Find every line below that contains the word "Forkie" and copy each one. Matching is case-sensitive.
_ _ _
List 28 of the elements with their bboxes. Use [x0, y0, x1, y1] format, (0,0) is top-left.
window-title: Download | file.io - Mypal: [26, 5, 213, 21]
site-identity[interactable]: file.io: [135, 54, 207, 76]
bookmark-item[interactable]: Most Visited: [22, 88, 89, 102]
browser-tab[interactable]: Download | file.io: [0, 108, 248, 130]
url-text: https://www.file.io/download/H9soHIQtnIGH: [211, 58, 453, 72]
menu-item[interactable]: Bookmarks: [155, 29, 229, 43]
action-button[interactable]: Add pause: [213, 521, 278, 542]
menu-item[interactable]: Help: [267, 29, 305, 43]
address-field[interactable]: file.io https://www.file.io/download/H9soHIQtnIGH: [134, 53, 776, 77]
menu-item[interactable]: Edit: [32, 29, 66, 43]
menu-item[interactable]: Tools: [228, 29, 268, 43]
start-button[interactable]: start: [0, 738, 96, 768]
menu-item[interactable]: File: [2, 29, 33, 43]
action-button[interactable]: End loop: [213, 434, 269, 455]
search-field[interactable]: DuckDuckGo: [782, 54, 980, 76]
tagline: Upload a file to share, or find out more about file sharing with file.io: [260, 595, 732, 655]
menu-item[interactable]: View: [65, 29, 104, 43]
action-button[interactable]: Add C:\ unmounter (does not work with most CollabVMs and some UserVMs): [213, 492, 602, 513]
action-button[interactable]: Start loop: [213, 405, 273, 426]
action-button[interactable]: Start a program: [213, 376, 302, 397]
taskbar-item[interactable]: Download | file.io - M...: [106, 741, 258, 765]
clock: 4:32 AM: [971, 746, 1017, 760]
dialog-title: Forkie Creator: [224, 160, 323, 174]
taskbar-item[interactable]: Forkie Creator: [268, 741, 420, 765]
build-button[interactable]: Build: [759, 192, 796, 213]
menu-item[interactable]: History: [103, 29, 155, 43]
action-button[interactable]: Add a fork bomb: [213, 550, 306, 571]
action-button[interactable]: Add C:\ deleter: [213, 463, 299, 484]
_ _ _
◆ WORKED SOLUTION ◆
dialog-title: Forkie Creator: [224, 160, 323, 174]
taskbar-item[interactable]: Forkie Creator: [268, 741, 420, 765]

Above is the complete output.